→ Task details
Reproduce verbatim only the lines from the one containing "Read all visible content and emit it as JSON." through the last line below, both included.

══ Records

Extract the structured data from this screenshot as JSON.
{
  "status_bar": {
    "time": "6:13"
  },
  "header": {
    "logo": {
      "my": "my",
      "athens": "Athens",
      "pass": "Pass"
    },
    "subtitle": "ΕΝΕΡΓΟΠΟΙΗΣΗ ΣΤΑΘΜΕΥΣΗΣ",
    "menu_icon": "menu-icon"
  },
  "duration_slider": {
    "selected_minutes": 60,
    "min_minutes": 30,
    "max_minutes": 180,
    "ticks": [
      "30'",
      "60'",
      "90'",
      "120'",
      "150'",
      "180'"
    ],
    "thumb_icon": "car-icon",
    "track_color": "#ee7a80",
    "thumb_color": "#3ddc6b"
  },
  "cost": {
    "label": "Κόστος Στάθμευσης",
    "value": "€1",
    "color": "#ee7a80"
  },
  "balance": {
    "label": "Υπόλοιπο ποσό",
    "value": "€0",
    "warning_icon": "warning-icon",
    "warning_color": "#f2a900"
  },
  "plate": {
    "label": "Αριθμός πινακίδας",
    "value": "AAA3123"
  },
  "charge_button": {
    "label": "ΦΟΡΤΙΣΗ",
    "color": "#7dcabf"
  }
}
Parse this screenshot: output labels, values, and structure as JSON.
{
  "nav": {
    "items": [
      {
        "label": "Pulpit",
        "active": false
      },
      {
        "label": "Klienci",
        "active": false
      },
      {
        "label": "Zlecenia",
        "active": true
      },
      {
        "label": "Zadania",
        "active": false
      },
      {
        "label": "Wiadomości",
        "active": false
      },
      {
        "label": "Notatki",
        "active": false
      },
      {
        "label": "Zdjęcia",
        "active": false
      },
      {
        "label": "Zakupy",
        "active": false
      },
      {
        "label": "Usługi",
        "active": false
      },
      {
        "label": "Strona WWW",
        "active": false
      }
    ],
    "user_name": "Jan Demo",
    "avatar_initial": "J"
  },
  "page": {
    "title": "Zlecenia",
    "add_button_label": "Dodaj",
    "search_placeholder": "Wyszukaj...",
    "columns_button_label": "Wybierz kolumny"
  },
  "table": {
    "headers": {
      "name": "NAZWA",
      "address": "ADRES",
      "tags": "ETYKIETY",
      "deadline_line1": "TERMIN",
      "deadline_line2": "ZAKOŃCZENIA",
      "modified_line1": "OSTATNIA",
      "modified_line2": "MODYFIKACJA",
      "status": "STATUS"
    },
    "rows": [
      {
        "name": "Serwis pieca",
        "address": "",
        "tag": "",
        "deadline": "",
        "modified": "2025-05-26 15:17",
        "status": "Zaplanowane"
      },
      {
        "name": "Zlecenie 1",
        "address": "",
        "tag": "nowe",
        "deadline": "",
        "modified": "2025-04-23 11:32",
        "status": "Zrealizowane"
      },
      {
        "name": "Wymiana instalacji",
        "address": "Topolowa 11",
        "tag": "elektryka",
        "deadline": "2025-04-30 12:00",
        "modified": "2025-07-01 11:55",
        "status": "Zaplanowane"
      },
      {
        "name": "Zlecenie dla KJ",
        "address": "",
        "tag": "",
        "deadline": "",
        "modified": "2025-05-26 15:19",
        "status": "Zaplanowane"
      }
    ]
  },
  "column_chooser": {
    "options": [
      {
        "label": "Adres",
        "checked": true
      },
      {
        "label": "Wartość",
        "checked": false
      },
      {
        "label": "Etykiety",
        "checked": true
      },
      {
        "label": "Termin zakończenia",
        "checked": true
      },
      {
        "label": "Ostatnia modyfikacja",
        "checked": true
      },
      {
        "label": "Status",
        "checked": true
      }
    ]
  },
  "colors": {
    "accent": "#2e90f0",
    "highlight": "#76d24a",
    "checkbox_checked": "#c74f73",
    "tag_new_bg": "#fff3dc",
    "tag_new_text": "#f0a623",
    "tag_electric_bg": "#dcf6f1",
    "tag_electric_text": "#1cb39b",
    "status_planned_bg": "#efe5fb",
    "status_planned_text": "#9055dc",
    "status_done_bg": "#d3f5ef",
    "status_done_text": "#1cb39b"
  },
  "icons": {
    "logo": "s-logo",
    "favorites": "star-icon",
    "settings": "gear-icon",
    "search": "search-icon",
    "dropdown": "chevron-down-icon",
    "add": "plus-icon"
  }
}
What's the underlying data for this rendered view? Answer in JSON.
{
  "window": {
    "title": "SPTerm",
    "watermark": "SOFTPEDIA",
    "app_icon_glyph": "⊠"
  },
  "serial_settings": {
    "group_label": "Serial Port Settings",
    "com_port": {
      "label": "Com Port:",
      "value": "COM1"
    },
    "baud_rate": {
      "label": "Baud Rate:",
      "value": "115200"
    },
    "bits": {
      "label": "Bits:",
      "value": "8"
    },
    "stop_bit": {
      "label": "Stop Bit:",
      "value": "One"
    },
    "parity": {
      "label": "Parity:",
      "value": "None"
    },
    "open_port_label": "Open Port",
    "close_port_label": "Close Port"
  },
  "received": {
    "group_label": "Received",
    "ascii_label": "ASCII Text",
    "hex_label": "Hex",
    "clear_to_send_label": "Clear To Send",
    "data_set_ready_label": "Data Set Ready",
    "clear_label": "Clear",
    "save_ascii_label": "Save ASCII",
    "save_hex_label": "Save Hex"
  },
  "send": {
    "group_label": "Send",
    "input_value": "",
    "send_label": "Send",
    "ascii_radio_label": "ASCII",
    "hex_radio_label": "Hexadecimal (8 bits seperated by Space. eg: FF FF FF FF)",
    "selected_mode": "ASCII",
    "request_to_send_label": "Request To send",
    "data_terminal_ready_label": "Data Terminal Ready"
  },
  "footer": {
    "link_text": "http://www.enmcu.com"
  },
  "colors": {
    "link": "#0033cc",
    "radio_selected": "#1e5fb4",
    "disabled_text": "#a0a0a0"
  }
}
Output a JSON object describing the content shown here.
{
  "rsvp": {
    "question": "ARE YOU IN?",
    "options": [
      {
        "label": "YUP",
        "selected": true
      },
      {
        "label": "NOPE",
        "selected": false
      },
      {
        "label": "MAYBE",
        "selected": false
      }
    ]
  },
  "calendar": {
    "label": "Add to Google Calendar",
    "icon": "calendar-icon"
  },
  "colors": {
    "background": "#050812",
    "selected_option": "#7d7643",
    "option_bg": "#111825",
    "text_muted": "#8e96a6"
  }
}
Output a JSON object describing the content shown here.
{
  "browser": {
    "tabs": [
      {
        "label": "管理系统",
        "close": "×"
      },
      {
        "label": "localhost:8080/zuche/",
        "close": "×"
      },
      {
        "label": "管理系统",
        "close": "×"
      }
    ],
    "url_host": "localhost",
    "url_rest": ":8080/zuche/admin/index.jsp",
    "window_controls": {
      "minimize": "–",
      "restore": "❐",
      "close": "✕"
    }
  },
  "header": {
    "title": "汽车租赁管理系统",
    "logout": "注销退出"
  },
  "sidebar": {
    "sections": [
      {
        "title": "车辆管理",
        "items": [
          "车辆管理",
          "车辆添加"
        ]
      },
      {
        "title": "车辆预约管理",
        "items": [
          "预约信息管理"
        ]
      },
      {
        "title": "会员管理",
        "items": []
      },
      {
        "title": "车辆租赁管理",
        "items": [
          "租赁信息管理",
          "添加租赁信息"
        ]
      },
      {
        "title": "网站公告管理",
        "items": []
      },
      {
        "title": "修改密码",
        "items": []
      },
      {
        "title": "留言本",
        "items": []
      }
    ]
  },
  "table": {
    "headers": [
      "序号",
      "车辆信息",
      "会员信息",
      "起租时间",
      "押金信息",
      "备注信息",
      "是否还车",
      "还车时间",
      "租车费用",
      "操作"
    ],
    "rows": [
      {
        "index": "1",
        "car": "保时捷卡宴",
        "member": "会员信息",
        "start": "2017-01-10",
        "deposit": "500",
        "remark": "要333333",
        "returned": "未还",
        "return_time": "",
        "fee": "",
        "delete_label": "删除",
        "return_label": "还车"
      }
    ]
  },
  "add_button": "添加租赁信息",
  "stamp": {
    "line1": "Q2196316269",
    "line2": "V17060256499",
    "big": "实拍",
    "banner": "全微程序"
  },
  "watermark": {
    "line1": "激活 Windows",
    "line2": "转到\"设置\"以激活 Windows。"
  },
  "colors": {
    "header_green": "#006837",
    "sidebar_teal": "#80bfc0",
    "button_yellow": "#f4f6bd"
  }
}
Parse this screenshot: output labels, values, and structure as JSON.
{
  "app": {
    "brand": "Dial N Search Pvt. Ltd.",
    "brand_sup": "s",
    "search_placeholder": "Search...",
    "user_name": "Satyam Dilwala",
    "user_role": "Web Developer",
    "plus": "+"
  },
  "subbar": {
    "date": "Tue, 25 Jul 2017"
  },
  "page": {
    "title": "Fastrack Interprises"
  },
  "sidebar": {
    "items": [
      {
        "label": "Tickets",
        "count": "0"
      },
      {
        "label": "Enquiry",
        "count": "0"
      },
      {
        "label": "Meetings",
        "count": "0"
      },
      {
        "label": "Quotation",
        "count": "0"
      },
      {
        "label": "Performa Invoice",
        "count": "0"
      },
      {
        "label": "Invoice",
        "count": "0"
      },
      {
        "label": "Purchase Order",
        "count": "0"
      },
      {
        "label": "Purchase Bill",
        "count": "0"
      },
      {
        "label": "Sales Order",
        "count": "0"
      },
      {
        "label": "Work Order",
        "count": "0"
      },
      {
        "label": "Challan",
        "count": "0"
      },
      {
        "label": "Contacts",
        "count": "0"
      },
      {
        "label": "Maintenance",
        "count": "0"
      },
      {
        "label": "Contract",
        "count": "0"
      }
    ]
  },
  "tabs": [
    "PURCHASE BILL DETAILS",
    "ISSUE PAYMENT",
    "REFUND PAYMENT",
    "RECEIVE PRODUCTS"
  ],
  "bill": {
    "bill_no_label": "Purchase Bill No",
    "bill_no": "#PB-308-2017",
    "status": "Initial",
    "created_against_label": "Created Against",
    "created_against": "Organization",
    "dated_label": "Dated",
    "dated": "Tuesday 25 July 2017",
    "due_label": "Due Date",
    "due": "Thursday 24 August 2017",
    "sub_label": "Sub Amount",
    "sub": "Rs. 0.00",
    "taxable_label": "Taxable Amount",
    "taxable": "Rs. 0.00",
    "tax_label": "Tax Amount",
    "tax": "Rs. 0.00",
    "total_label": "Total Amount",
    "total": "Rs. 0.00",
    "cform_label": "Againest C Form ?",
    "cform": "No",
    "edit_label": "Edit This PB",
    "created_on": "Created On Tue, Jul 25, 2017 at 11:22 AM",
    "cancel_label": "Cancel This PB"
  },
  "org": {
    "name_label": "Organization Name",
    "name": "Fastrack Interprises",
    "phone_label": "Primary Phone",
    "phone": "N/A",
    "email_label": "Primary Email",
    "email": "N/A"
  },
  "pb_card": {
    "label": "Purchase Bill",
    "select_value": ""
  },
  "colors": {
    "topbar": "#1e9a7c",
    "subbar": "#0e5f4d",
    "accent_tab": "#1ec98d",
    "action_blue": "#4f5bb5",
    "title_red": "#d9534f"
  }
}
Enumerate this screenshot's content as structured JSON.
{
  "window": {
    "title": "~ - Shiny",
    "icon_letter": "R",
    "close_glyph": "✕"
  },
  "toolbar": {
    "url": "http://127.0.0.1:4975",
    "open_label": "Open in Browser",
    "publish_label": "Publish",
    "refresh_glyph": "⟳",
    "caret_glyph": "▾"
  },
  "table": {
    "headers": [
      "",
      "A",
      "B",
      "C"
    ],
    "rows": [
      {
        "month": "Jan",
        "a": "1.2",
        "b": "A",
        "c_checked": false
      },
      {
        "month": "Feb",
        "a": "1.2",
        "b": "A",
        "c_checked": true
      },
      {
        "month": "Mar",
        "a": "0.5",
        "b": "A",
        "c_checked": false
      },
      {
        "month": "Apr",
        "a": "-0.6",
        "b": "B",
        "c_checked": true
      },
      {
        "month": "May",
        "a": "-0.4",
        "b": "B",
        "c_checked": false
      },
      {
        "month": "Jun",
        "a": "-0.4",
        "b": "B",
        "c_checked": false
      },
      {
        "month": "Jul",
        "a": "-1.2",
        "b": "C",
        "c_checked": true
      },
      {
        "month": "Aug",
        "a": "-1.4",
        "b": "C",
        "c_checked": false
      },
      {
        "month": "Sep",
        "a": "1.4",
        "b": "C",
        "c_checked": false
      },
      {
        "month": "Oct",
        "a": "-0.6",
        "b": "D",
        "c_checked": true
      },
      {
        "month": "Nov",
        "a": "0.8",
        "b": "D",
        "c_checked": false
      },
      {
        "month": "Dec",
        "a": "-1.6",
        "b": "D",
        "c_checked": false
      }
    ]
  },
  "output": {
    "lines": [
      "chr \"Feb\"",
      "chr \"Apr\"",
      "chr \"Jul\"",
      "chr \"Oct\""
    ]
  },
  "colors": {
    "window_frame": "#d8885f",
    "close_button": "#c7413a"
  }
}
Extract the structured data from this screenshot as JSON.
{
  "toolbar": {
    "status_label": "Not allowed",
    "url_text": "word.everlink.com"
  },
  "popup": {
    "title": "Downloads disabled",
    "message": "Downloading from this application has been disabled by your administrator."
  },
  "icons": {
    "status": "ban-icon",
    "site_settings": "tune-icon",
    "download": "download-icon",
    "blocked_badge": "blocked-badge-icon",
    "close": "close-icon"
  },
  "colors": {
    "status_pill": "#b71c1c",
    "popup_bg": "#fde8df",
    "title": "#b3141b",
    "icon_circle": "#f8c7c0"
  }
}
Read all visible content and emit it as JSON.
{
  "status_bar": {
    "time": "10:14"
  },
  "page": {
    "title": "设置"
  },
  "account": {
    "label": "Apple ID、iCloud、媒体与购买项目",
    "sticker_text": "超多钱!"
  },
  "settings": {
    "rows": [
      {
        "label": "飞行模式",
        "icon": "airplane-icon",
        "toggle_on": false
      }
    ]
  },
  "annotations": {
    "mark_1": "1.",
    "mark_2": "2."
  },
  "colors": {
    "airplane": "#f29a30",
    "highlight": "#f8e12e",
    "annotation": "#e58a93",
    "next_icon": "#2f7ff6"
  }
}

════

→ Solution to the problem
Read all visible content and emit it as JSON.
{
  "status_bar": {
    "time": "10:14"
  },
  "page": {
    "title": "设置"
  },
  "account": {
    "label": "Apple ID、iCloud、媒体与购买项目",
    "sticker_text": "超多钱!"
  },
  "settings": {
    "rows": [
      {
        "label": "飞行模式",
        "icon": "airplane-icon",
        "toggle_on": false
      }
    ]
  },
  "annotations": {
    "mark_1": "1.",
    "mark_2": "2."
  },
  "colors": {
    "airplane": "#f29a30",
    "highlight": "#f8e12e",
    "annotation": "#e58a93",
    "next_icon": "#2f7ff6"
  }
}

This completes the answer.